_Required task:_
Copy every line of the data below word for word, keeping each one as it appears.

[START]

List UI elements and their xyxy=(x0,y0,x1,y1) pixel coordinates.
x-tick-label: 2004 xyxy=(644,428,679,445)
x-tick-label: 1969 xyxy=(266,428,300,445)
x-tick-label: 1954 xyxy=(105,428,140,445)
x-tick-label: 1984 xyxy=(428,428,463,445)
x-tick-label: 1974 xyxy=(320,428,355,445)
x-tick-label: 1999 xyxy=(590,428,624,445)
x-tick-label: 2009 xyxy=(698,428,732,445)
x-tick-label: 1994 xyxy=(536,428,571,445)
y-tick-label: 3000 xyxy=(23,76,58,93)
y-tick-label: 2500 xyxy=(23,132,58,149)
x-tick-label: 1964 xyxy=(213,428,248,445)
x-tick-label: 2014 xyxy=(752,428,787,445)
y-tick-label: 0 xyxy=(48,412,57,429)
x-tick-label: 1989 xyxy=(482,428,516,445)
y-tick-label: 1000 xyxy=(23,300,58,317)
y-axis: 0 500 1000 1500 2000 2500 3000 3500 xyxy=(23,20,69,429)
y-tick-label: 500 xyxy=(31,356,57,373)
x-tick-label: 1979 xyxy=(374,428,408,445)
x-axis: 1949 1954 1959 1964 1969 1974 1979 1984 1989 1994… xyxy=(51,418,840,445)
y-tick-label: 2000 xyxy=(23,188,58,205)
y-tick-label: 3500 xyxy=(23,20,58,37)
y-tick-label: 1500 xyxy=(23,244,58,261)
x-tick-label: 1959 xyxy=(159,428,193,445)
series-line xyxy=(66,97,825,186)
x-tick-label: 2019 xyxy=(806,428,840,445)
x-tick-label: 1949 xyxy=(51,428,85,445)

[END]

_Full response:_
List UI elements and their xyxy=(x0,y0,x1,y1) pixel coordinates.
x-tick-label: 2004 xyxy=(644,428,679,445)
x-tick-label: 1969 xyxy=(266,428,300,445)
x-tick-label: 1954 xyxy=(105,428,140,445)
x-tick-label: 1984 xyxy=(428,428,463,445)
x-tick-label: 1974 xyxy=(320,428,355,445)
x-tick-label: 1999 xyxy=(590,428,624,445)
x-tick-label: 2009 xyxy=(698,428,732,445)
x-tick-label: 1994 xyxy=(536,428,571,445)
y-tick-label: 3000 xyxy=(23,76,58,93)
y-tick-label: 2500 xyxy=(23,132,58,149)
x-tick-label: 1964 xyxy=(213,428,248,445)
x-tick-label: 2014 xyxy=(752,428,787,445)
y-tick-label: 0 xyxy=(48,412,57,429)
x-tick-label: 1989 xyxy=(482,428,516,445)
y-tick-label: 1000 xyxy=(23,300,58,317)
y-axis: 0 500 1000 1500 2000 2500 3000 3500 xyxy=(23,20,69,429)
y-tick-label: 500 xyxy=(31,356,57,373)
x-tick-label: 1979 xyxy=(374,428,408,445)
x-axis: 1949 1954 1959 1964 1969 1974 1979 1984 1989 1994… xyxy=(51,418,840,445)
y-tick-label: 2000 xyxy=(23,188,58,205)
y-tick-label: 3500 xyxy=(23,20,58,37)
y-tick-label: 1500 xyxy=(23,244,58,261)
x-tick-label: 1959 xyxy=(159,428,193,445)
series-line xyxy=(66,97,825,186)
x-tick-label: 2019 xyxy=(806,428,840,445)
x-tick-label: 1949 xyxy=(51,428,85,445)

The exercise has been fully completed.